[Figure record listings]
• • • • • • •
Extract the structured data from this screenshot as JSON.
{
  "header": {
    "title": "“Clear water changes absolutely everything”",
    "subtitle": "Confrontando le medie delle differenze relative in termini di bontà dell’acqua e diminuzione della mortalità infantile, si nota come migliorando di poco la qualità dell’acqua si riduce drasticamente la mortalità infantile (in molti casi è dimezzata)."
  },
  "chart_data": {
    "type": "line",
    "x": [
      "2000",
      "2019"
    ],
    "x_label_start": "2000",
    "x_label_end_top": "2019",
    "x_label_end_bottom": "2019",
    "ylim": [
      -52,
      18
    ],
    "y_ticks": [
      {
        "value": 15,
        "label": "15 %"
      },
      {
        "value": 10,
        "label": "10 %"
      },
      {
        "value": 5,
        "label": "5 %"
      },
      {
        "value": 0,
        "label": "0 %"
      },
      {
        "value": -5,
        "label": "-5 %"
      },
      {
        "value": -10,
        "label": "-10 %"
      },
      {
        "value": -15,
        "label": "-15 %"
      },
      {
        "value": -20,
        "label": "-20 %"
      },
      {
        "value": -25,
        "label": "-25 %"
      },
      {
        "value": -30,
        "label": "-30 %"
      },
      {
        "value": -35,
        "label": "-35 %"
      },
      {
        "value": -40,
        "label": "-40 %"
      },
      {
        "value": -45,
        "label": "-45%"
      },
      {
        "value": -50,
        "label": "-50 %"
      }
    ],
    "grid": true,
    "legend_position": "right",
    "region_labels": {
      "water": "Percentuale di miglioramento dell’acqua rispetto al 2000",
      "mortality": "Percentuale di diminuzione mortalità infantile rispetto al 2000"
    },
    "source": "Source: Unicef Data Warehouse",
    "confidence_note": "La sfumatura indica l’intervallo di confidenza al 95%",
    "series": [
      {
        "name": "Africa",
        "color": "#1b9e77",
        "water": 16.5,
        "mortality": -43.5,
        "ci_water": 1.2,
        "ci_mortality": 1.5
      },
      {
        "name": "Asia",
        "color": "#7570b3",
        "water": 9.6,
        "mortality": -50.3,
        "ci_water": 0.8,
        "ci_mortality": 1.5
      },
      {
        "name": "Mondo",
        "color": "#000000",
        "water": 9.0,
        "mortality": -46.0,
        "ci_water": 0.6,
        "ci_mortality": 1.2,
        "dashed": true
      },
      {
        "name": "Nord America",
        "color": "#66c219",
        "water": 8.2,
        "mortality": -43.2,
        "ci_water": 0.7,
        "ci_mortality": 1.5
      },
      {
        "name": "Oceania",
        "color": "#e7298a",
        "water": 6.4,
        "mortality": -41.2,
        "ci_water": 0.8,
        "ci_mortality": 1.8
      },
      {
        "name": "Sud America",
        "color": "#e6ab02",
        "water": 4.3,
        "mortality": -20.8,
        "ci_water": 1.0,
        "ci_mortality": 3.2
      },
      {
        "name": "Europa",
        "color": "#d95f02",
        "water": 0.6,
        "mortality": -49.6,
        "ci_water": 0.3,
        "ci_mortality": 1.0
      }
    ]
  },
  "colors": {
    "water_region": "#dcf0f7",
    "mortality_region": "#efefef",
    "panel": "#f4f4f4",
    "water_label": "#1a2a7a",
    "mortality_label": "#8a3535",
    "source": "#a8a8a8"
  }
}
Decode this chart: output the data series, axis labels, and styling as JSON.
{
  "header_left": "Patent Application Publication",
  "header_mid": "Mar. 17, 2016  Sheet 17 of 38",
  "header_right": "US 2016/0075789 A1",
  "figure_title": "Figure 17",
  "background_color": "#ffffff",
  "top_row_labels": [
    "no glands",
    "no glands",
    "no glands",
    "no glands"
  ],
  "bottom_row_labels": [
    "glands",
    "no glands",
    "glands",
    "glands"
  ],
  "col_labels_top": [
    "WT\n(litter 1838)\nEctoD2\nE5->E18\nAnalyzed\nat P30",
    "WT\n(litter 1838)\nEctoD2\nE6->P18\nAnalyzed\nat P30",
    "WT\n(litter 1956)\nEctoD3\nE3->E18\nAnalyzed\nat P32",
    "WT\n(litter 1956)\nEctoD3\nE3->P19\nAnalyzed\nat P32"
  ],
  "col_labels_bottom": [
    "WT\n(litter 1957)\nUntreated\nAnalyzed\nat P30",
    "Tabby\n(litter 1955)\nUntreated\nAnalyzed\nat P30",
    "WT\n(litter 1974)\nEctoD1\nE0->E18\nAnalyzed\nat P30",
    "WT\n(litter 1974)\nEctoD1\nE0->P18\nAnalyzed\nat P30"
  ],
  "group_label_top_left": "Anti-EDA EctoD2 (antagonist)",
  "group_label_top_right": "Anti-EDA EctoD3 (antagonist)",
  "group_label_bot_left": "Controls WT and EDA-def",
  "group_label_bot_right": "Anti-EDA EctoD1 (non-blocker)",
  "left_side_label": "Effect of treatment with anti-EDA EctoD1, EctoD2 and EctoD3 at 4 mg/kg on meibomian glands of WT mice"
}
• • • • • • •
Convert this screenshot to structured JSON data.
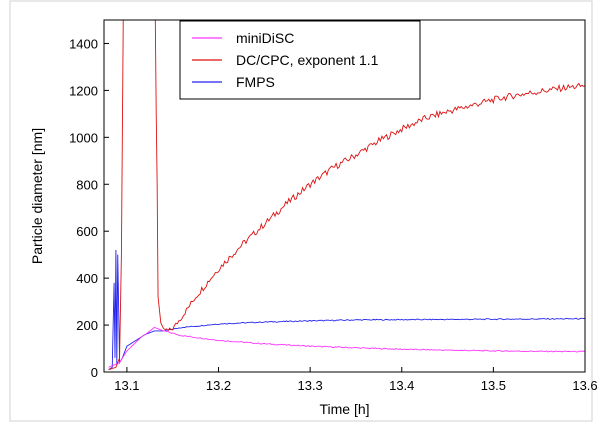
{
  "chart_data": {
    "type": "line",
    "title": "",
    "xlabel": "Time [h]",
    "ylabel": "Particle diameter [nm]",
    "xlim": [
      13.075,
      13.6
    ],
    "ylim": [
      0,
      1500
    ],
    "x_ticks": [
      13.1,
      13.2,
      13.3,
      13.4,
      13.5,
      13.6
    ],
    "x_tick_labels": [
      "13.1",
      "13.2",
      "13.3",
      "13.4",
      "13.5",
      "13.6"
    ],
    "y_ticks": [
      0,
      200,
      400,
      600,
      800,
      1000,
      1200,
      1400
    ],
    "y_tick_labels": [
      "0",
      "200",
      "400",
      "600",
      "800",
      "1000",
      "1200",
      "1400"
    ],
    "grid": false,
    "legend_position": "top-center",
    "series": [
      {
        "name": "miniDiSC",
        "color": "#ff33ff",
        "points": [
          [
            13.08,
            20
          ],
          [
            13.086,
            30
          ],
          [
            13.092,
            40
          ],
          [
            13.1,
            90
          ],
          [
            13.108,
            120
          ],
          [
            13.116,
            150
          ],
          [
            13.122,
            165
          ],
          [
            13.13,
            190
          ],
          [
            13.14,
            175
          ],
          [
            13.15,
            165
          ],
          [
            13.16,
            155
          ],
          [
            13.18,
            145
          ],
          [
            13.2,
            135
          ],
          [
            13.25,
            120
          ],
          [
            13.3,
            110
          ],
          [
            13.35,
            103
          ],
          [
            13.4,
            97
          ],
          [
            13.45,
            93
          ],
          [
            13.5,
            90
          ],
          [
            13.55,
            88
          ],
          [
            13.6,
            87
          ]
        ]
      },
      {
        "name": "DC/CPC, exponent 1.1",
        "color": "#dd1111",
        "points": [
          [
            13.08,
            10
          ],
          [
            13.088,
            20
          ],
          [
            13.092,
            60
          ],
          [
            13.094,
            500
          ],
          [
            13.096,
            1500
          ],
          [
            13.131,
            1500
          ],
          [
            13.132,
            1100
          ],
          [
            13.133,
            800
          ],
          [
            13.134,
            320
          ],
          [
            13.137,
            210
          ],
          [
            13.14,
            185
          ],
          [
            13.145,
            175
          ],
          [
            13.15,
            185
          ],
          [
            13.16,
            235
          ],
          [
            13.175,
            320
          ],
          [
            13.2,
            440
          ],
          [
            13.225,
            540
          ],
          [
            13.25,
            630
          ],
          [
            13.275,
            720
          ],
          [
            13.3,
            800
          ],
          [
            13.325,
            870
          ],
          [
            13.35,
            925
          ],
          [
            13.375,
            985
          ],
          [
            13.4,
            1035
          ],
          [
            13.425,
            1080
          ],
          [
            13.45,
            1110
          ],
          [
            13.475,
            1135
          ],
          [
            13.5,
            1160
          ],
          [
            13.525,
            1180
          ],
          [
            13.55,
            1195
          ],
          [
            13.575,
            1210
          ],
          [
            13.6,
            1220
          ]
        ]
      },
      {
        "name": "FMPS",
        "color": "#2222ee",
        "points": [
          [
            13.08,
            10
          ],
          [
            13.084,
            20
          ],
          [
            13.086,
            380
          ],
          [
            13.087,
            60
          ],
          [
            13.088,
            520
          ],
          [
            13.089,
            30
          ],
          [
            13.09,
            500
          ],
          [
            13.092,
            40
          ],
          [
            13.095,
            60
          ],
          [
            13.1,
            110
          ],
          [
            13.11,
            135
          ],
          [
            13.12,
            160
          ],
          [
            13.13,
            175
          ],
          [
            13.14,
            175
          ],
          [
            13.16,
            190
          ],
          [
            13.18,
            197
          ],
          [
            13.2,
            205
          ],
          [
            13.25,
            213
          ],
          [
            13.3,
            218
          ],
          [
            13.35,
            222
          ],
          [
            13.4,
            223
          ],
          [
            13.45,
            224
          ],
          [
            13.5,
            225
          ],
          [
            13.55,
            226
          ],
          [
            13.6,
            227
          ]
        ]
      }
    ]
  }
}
• • • • • • •
> Exercise description:
Pull out every line containing "screenshot".

> Result of the exercise:
Extract the structured data from this screenshot as JSON.
Convert this screenshot to structured JSON data.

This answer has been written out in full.